### The records

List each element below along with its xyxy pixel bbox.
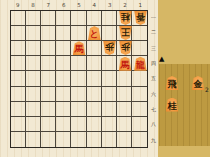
board-cell[interactable]	[71, 11, 86, 26]
board-cell[interactable]	[56, 71, 71, 86]
board-cell[interactable]	[102, 11, 117, 26]
board-cell[interactable]	[11, 11, 26, 26]
board-cell[interactable]	[26, 11, 41, 26]
board-cell[interactable]	[117, 71, 132, 86]
board-cell[interactable]	[132, 117, 147, 132]
board-cell[interactable]	[11, 41, 26, 56]
board-cell[interactable]	[56, 87, 71, 102]
piece-glyph: 歩	[105, 42, 114, 54]
file-label: 2	[117, 1, 132, 9]
board-cell[interactable]	[56, 26, 71, 41]
board-cell[interactable]	[41, 56, 56, 71]
board-cell[interactable]	[132, 102, 147, 117]
board-cell[interactable]	[11, 102, 26, 117]
board-cell[interactable]	[11, 56, 26, 71]
piece-glyph: 歩	[121, 42, 130, 54]
rank-label: 一	[150, 10, 158, 25]
piece-glyph: と	[90, 27, 99, 39]
file-label: 9	[10, 1, 25, 9]
board-cell[interactable]	[102, 56, 117, 71]
board-cell[interactable]	[56, 117, 71, 132]
board-cell[interactable]	[71, 117, 86, 132]
rank-label: 九	[150, 133, 158, 148]
piece-glyph: 馬	[75, 42, 84, 54]
board-cell[interactable]	[56, 11, 71, 26]
board-cell[interactable]	[11, 117, 26, 132]
piece-glyph: 桂	[121, 12, 130, 24]
file-label: 5	[71, 1, 86, 9]
board-cell[interactable]	[41, 132, 56, 147]
rank-label: 五	[150, 71, 158, 86]
file-label: 3	[102, 1, 117, 9]
board-cell[interactable]	[56, 56, 71, 71]
board-cell[interactable]	[87, 132, 102, 147]
rank-label: 二	[150, 25, 158, 40]
board-cell[interactable]	[87, 117, 102, 132]
board-cell[interactable]	[71, 71, 86, 86]
board-cell[interactable]	[87, 41, 102, 56]
rank-label: 八	[150, 117, 158, 132]
board-cell[interactable]	[41, 117, 56, 132]
board-cell[interactable]	[117, 117, 132, 132]
shogi-app-screen: 987654321 一二三四五六七八九 桂香と王馬歩歩馬龍 ▲ 飛金2桂	[0, 0, 210, 157]
shogi-board: 987654321 一二三四五六七八九 桂香と王馬歩歩馬龍	[0, 0, 158, 157]
board-cell[interactable]	[71, 87, 86, 102]
board-cell[interactable]	[117, 87, 132, 102]
board-cell[interactable]	[132, 132, 147, 147]
board-cell[interactable]	[41, 71, 56, 86]
piece-glyph: 桂	[168, 99, 177, 111]
file-label: 4	[87, 1, 102, 9]
board-cell[interactable]	[102, 71, 117, 86]
board-cell[interactable]	[71, 132, 86, 147]
board-cell[interactable]	[26, 26, 41, 41]
rank-label: 四	[150, 56, 158, 71]
file-label: 7	[41, 1, 56, 9]
board-cell[interactable]	[87, 11, 102, 26]
board-cell[interactable]	[56, 41, 71, 56]
board-cell[interactable]	[87, 71, 102, 86]
piece-glyph: 馬	[121, 58, 130, 70]
hand-piece-count: 2	[205, 87, 209, 93]
board-cell[interactable]	[102, 26, 117, 41]
board-cell[interactable]	[26, 102, 41, 117]
board-cell[interactable]	[71, 102, 86, 117]
board-cell[interactable]	[11, 26, 26, 41]
piece-glyph: 王	[121, 27, 130, 39]
board-cell[interactable]	[41, 41, 56, 56]
board-cell[interactable]	[71, 26, 86, 41]
board-cell[interactable]	[56, 102, 71, 117]
piece-glyph: 香	[136, 12, 145, 24]
piece-glyph: 金	[194, 77, 203, 89]
board-cell[interactable]	[132, 41, 147, 56]
board-cell[interactable]	[26, 56, 41, 71]
board-cell[interactable]	[26, 132, 41, 147]
rank-label: 六	[150, 87, 158, 102]
board-cell[interactable]	[71, 56, 86, 71]
board-cell[interactable]	[41, 102, 56, 117]
file-label: 8	[25, 1, 40, 9]
board-cell[interactable]	[11, 71, 26, 86]
board-cell[interactable]	[11, 87, 26, 102]
board-cell[interactable]	[132, 87, 147, 102]
board-cell[interactable]	[102, 132, 117, 147]
piece-stand	[159, 64, 210, 146]
rank-label: 三	[150, 41, 158, 56]
board-cell[interactable]	[41, 11, 56, 26]
board-cell[interactable]	[87, 56, 102, 71]
rank-label: 七	[150, 102, 158, 117]
board-cell[interactable]	[87, 87, 102, 102]
board-cell[interactable]	[41, 26, 56, 41]
board-cell[interactable]	[132, 26, 147, 41]
board-cell[interactable]	[102, 87, 117, 102]
board-cell[interactable]	[56, 132, 71, 147]
board-cell[interactable]	[26, 41, 41, 56]
file-label: 6	[56, 1, 71, 9]
board-cell[interactable]	[102, 102, 117, 117]
sente-turn-indicator: ▲	[159, 55, 164, 63]
board-cell[interactable]	[87, 102, 102, 117]
board-cell[interactable]	[117, 132, 132, 147]
board-cell[interactable]	[132, 71, 147, 86]
board-cell[interactable]	[41, 87, 56, 102]
piece-glyph: 龍	[136, 58, 145, 70]
file-label: 1	[133, 1, 148, 9]
board-cell[interactable]	[102, 117, 117, 132]
board-cell[interactable]	[26, 71, 41, 86]
piece-glyph: 飛	[168, 77, 177, 89]
board-cell[interactable]	[117, 102, 132, 117]
board-cell[interactable]	[11, 132, 26, 147]
board-cell[interactable]	[26, 87, 41, 102]
board-cell[interactable]	[26, 117, 41, 132]
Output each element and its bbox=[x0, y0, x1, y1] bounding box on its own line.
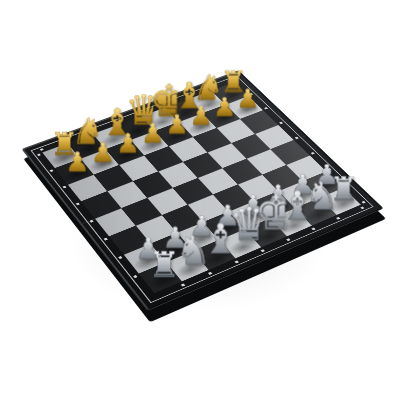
gold-pawn-glyph: ♟ bbox=[211, 94, 239, 120]
gold-pawn-glyph: ♟ bbox=[139, 120, 167, 146]
gold-pawn-glyph: ♟ bbox=[187, 103, 215, 129]
gold-pawn-glyph: ♟ bbox=[63, 148, 92, 175]
silver-knight-glyph: ♞ bbox=[175, 230, 206, 270]
gold-pawn-glyph: ♟ bbox=[163, 111, 191, 137]
gold-pawn-glyph: ♟ bbox=[89, 139, 118, 166]
chess-set-product-photo: ♜♞♝♛♚♝♞♜♟♟♟♟♟♟♟♟♟♟♟♟♟♟♟♟♜♞♝♛♚♝♞♜ bbox=[0, 0, 400, 400]
silver-rook-glyph: ♜ bbox=[148, 247, 180, 282]
gold-pawn-glyph: ♟ bbox=[114, 130, 142, 156]
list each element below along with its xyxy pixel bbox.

### Task
Pick out every line in the listing above that contains the string "shogi", where uppercase and lowercase letters count as different.

### Problem solution
shogi-app-screen: 987654321 一二三四五六七八九 桂香と王馬歩歩馬龍 ▲ 飛金2桂	[0, 0, 210, 157]
shogi-board: 987654321 一二三四五六七八九 桂香と王馬歩歩馬龍	[0, 0, 158, 157]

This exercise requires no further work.